--- MATERIAL SHOWN ---

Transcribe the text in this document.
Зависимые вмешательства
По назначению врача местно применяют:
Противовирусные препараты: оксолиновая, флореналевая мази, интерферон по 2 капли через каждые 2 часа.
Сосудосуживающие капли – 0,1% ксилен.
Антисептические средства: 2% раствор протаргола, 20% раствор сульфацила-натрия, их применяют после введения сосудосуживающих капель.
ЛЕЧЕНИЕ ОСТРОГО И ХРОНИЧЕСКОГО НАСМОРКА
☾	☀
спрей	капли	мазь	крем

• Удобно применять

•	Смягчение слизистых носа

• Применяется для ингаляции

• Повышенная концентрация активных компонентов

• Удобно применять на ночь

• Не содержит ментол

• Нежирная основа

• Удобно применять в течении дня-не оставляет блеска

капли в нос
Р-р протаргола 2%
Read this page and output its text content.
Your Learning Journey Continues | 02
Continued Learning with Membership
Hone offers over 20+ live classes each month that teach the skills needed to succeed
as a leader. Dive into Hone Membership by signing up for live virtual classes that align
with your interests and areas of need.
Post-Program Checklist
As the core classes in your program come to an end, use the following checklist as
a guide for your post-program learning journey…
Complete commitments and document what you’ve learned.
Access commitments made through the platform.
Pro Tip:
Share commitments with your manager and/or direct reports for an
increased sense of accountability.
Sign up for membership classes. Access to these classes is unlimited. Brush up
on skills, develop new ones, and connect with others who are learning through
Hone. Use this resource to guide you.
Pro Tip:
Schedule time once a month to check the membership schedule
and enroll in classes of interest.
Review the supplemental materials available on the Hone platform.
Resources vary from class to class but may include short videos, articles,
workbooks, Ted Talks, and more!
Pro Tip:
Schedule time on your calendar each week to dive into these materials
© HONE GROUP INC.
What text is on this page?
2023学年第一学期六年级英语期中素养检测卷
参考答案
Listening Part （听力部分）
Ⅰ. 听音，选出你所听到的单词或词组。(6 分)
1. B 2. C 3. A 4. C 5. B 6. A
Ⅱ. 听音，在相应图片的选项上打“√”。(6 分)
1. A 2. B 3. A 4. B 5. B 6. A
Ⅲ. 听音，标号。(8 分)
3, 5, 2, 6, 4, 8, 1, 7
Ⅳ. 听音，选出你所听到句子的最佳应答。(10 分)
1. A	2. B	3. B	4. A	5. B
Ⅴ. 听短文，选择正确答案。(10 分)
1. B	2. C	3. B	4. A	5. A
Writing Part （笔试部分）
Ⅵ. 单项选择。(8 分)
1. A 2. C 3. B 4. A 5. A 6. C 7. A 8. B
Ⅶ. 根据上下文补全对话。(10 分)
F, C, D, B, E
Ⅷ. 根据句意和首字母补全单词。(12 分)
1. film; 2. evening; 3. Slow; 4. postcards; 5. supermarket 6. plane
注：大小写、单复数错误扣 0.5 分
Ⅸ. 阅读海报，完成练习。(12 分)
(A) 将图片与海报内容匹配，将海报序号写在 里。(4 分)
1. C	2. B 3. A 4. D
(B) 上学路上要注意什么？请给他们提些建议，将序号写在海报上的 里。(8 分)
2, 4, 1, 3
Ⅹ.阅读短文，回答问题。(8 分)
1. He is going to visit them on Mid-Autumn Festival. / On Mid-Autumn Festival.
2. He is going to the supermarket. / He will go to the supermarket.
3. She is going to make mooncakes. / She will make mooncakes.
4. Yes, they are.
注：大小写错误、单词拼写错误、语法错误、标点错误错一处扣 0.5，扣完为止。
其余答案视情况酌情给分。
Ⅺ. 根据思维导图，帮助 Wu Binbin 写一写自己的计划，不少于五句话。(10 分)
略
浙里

---

### AIM
From the records above, extract every entry exactly as given.

### WORKED ANSWER
Transcribe the text in this document.
Зависимые вмешательства
По назначению врача местно применяют:
Противовирусные препараты: оксолиновая, флореналевая мази, интерферон по 2 капли через каждые 2 часа.
Сосудосуживающие капли – 0,1% ксилен.
Антисептические средства: 2% раствор протаргола, 20% раствор сульфацила-натрия, их применяют после введения сосудосуживающих капель.
ЛЕЧЕНИЕ ОСТРОГО И ХРОНИЧЕСКОГО НАСМОРКА
☾	☀
спрей	капли	мазь	крем

• Удобно применять

•	Смягчение слизистых носа

• Применяется для ингаляции

• Повышенная концентрация активных компонентов

• Удобно применять на ночь

• Не содержит ментол

• Нежирная основа

• Удобно применять в течении дня-не оставляет блеска

капли в нос
Р-р протаргола 2%
Read this page and output its text content.
Your Learning Journey Continues | 02
Continued Learning with Membership
Hone offers over 20+ live classes each month that teach the skills needed to succeed
as a leader. Dive into Hone Membership by signing up for live virtual classes that align
with your interests and areas of need.
Post-Program Checklist
As the core classes in your program come to an end, use the following checklist as
a guide for your post-program learning journey…
Complete commitments and document what you’ve learned.
Access commitments made through the platform.
Pro Tip:
Share commitments with your manager and/or direct reports for an
increased sense of accountability.
Sign up for membership classes. Access to these classes is unlimited. Brush up
on skills, develop new ones, and connect with others who are learning through
Hone. Use this resource to guide you.
Pro Tip:
Schedule time once a month to check the membership schedule
and enroll in classes of interest.
Review the supplemental materials available on the Hone platform.
Resources vary from class to class but may include short videos, articles,
workbooks, Ted Talks, and more!
Pro Tip:
Schedule time on your calendar each week to dive into these materials
© HONE GROUP INC.
What text is on this page?
2023学年第一学期六年级英语期中素养检测卷
参考答案
Listening Part （听力部分）
Ⅰ. 听音，选出你所听到的单词或词组。(6 分)
1. B 2. C 3. A 4. C 5. B 6. A
Ⅱ. 听音，在相应图片的选项上打“√”。(6 分)
1. A 2. B 3. A 4. B 5. B 6. A
Ⅲ. 听音，标号。(8 分)
3, 5, 2, 6, 4, 8, 1, 7
Ⅳ. 听音，选出你所听到句子的最佳应答。(10 分)
1. A	2. B	3. B	4. A	5. B
Ⅴ. 听短文，选择正确答案。(10 分)
1. B	2. C	3. B	4. A	5. A
Writing Part （笔试部分）
Ⅵ. 单项选择。(8 分)
1. A 2. C 3. B 4. A 5. A 6. C 7. A 8. B
Ⅶ. 根据上下文补全对话。(10 分)
F, C, D, B, E
Ⅷ. 根据句意和首字母补全单词。(12 分)
1. film; 2. evening; 3. Slow; 4. postcards; 5. supermarket 6. plane
注：大小写、单复数错误扣 0.5 分
Ⅸ. 阅读海报，完成练习。(12 分)
(A) 将图片与海报内容匹配，将海报序号写在 里。(4 分)
1. C	2. B 3. A 4. D
(B) 上学路上要注意什么？请给他们提些建议，将序号写在海报上的 里。(8 分)
2, 4, 1, 3
Ⅹ.阅读短文，回答问题。(8 分)
1. He is going to visit them on Mid-Autumn Festival. / On Mid-Autumn Festival.
2. He is going to the supermarket. / He will go to the supermarket.
3. She is going to make mooncakes. / She will make mooncakes.
4. Yes, they are.
注：大小写错误、单词拼写错误、语法错误、标点错误错一处扣 0.5，扣完为止。
其余答案视情况酌情给分。
Ⅺ. 根据思维导图，帮助 Wu Binbin 写一写自己的计划，不少于五句话。(10 分)
略
浙里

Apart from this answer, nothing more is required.